## Problem
Copy the data from the line that contains "Output a JSON" to its last line, exactly, including both of those lines and leaving out everything before.

## Raw records
:::::

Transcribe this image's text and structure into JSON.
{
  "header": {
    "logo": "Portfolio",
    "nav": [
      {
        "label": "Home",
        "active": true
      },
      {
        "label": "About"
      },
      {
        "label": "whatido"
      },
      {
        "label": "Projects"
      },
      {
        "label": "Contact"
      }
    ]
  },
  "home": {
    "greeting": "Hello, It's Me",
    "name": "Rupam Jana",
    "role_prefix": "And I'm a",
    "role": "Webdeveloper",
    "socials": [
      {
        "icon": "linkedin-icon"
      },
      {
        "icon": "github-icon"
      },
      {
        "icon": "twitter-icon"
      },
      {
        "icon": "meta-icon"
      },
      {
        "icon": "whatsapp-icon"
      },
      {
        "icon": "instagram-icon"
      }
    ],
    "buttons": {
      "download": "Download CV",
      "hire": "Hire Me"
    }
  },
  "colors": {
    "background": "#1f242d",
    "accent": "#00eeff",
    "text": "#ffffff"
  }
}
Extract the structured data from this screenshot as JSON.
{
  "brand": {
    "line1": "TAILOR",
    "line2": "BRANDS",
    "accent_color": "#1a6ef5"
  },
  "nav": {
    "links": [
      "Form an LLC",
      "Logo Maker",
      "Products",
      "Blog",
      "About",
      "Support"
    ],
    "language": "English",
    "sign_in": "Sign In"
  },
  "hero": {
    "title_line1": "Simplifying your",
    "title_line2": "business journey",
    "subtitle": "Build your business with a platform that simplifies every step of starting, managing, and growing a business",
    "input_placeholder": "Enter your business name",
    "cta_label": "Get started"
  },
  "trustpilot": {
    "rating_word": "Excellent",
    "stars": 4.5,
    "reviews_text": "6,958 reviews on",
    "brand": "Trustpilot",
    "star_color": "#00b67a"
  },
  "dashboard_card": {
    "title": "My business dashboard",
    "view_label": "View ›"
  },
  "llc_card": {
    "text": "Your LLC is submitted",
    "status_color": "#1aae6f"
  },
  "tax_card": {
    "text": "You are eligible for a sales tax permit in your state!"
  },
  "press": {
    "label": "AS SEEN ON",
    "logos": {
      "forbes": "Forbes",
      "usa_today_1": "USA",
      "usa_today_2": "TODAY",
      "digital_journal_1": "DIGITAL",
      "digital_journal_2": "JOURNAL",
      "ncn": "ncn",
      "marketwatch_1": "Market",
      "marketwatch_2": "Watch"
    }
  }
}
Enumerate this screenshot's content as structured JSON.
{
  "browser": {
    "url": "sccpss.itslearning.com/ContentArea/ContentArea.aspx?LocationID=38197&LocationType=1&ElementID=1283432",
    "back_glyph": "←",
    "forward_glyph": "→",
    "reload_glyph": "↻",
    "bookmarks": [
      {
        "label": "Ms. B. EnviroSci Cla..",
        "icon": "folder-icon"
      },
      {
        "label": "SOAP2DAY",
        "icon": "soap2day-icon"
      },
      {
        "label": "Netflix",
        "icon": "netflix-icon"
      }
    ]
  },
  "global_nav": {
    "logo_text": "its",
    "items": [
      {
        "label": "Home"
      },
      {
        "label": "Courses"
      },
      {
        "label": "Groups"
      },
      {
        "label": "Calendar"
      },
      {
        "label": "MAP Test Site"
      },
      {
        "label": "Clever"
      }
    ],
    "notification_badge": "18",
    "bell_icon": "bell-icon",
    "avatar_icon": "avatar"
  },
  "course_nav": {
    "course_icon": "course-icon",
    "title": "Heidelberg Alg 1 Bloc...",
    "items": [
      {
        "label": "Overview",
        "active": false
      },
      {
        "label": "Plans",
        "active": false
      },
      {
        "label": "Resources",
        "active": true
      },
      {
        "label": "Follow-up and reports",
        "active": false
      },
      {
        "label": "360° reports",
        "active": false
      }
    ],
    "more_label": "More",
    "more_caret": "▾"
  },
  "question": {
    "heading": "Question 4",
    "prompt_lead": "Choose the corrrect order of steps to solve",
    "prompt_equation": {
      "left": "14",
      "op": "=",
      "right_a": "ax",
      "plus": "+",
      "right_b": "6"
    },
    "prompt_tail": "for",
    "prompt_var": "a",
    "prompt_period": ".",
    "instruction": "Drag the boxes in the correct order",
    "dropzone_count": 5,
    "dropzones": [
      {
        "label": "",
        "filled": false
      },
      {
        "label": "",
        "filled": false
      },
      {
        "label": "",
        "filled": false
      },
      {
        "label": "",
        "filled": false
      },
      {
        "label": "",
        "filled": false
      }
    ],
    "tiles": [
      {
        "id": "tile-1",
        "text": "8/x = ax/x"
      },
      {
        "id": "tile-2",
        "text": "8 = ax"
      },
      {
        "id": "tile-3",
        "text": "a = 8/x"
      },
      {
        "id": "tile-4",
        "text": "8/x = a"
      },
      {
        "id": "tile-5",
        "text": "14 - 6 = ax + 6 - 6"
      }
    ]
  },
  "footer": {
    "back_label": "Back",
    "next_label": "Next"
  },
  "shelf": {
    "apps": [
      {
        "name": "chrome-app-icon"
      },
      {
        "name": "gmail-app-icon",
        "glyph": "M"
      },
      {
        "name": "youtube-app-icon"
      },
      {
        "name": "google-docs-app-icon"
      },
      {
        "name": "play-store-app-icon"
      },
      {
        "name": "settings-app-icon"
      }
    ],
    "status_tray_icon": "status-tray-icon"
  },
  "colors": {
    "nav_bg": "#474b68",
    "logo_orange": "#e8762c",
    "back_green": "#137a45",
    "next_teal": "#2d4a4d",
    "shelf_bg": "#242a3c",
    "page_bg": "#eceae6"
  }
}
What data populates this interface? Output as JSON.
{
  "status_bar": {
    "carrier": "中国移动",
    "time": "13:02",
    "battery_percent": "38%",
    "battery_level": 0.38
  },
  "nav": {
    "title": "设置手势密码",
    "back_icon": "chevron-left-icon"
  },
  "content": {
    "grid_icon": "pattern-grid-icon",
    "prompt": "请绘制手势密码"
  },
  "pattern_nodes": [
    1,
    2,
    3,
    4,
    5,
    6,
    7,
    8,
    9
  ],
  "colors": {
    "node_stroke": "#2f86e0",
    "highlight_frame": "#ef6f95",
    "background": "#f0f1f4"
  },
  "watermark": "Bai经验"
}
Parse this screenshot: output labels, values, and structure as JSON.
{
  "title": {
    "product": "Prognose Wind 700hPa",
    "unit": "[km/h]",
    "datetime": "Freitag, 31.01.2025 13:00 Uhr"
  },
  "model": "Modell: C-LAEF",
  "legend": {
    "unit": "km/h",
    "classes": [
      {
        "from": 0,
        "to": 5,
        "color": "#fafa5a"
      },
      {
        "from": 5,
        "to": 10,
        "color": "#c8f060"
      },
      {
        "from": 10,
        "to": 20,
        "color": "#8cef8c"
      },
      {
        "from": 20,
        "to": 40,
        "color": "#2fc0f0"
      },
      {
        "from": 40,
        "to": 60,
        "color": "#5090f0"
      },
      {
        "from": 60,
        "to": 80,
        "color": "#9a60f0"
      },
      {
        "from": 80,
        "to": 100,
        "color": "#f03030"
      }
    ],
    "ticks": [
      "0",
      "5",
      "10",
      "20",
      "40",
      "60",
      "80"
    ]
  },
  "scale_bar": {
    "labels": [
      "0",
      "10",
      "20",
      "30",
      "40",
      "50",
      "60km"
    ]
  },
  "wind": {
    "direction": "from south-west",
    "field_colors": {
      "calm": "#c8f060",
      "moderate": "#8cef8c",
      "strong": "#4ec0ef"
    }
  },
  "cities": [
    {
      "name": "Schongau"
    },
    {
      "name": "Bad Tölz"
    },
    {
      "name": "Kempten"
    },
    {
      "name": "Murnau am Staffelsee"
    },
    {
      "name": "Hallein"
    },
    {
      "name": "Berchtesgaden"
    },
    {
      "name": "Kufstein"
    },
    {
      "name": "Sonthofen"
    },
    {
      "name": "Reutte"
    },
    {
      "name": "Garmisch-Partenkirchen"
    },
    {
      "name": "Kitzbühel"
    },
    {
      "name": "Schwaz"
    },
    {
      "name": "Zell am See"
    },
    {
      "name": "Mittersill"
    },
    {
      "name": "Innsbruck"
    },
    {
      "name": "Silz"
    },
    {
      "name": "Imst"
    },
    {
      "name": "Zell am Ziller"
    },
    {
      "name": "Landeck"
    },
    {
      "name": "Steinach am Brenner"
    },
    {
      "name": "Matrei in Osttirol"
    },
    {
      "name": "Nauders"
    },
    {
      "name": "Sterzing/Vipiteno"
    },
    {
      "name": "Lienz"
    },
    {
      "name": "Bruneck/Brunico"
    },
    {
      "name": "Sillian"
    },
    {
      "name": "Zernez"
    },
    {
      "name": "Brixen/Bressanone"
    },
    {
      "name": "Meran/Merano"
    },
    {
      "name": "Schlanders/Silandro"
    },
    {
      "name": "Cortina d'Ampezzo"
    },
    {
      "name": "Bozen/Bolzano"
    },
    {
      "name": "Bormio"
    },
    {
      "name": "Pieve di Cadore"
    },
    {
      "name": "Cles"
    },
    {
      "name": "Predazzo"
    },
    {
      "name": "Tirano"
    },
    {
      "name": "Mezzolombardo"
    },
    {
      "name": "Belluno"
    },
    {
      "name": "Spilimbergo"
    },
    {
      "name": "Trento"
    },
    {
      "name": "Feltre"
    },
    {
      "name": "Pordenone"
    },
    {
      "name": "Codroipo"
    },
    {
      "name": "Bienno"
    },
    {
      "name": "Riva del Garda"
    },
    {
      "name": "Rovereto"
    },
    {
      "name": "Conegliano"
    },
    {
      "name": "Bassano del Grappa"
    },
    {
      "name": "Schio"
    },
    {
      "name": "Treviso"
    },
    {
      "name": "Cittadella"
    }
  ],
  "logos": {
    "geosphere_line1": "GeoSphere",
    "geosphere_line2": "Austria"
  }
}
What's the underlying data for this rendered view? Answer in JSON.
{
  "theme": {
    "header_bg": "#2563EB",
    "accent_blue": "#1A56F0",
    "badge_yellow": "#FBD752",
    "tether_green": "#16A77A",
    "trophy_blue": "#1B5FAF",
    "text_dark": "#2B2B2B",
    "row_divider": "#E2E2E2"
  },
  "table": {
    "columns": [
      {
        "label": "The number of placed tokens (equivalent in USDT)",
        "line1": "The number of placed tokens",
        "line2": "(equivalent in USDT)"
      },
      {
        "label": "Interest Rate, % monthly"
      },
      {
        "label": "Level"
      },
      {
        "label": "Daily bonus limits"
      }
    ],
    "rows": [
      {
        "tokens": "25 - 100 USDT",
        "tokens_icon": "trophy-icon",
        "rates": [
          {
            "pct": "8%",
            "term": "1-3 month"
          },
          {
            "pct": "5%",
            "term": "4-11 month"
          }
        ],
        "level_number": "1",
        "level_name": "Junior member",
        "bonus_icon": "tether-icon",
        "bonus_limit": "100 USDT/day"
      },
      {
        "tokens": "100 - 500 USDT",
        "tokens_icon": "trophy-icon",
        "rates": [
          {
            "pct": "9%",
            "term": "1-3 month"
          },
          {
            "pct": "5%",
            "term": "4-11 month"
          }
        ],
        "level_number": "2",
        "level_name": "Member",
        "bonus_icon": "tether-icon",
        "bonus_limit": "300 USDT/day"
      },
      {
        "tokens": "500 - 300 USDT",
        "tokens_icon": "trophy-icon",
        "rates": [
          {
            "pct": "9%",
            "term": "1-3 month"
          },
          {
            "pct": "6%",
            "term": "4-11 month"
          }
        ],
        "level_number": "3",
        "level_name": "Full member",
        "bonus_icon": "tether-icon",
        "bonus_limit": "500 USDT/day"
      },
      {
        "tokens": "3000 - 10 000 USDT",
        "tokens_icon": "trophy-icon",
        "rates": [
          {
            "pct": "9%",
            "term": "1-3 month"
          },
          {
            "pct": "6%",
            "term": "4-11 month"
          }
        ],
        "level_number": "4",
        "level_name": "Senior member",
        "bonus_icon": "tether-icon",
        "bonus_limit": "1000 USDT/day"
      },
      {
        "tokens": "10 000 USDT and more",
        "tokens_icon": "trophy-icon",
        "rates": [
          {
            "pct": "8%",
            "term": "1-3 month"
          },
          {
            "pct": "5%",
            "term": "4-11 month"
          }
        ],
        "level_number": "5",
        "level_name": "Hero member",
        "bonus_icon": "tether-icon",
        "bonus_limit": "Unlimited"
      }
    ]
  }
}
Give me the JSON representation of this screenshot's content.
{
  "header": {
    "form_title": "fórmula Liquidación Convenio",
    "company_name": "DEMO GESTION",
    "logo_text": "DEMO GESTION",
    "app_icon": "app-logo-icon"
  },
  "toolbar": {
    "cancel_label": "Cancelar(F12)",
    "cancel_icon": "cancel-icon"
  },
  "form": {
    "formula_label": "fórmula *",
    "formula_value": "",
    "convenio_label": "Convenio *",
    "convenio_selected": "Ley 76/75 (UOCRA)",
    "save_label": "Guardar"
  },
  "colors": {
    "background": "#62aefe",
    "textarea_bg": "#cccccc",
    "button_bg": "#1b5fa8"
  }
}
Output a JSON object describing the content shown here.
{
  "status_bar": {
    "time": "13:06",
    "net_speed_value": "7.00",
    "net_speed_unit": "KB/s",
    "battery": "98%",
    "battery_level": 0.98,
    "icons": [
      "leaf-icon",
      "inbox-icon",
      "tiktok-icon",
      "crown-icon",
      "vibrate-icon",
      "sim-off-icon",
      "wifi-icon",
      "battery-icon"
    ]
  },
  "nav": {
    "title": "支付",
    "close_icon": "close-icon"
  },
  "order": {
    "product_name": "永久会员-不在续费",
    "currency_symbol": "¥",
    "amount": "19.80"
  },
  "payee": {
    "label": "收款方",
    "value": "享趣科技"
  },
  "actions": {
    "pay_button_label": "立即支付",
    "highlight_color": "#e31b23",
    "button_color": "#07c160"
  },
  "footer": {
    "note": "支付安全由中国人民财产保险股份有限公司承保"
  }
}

:::::

## Task result
Output a JSON object describing the content shown here.
{
  "status_bar": {
    "time": "13:06",
    "net_speed_value": "7.00",
    "net_speed_unit": "KB/s",
    "battery": "98%",
    "battery_level": 0.98,
    "icons": [
      "leaf-icon",
      "inbox-icon",
      "tiktok-icon",
      "crown-icon",
      "vibrate-icon",
      "sim-off-icon",
      "wifi-icon",
      "battery-icon"
    ]
  },
  "nav": {
    "title": "支付",
    "close_icon": "close-icon"
  },
  "order": {
    "product_name": "永久会员-不在续费",
    "currency_symbol": "¥",
    "amount": "19.80"
  },
  "payee": {
    "label": "收款方",
    "value": "享趣科技"
  },
  "actions": {
    "pay_button_label": "立即支付",
    "highlight_color": "#e31b23",
    "button_color": "#07c160"
  },
  "footer": {
    "note": "支付安全由中国人民财产保险股份有限公司承保"
  }
}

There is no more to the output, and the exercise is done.